§ **INSTRUCTIONS TO FOLLOW**
Output each entry exactly; skip nothing.

§ **RECORDS SHOWN**
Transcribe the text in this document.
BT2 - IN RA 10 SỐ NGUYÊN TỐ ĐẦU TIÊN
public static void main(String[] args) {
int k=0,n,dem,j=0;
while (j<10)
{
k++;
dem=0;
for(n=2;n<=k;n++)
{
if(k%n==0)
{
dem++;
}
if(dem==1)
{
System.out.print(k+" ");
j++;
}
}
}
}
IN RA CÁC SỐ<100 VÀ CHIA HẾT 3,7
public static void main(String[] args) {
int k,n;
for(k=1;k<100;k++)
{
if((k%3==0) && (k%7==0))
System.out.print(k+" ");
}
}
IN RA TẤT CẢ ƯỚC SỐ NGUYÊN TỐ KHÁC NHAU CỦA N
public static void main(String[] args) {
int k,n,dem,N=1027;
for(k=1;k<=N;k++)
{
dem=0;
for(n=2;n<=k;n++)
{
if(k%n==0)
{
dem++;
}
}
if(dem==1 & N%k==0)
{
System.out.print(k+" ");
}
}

§ **RESPONSE BELOW**
Transcribe the text in this document.
BT2 - IN RA 10 SỐ NGUYÊN TỐ ĐẦU TIÊN
public static void main(String[] args) {
int k=0,n,dem,j=0;
while (j<10)
{
k++;
dem=0;
for(n=2;n<=k;n++)
{
if(k%n==0)
{
dem++;
}
if(dem==1)
{
System.out.print(k+" ");
j++;
}
}
}
}
IN RA CÁC SỐ<100 VÀ CHIA HẾT 3,7
public static void main(String[] args) {
int k,n;
for(k=1;k<100;k++)
{
if((k%3==0) && (k%7==0))
System.out.print(k+" ");
}
}
IN RA TẤT CẢ ƯỚC SỐ NGUYÊN TỐ KHÁC NHAU CỦA N
public static void main(String[] args) {
int k,n,dem,N=1027;
for(k=1;k<=N;k++)
{
dem=0;
for(n=2;n<=k;n++)
{
if(k%n==0)
{
dem++;
}
}
if(dem==1 & N%k==0)
{
System.out.print(k+" ");
}
}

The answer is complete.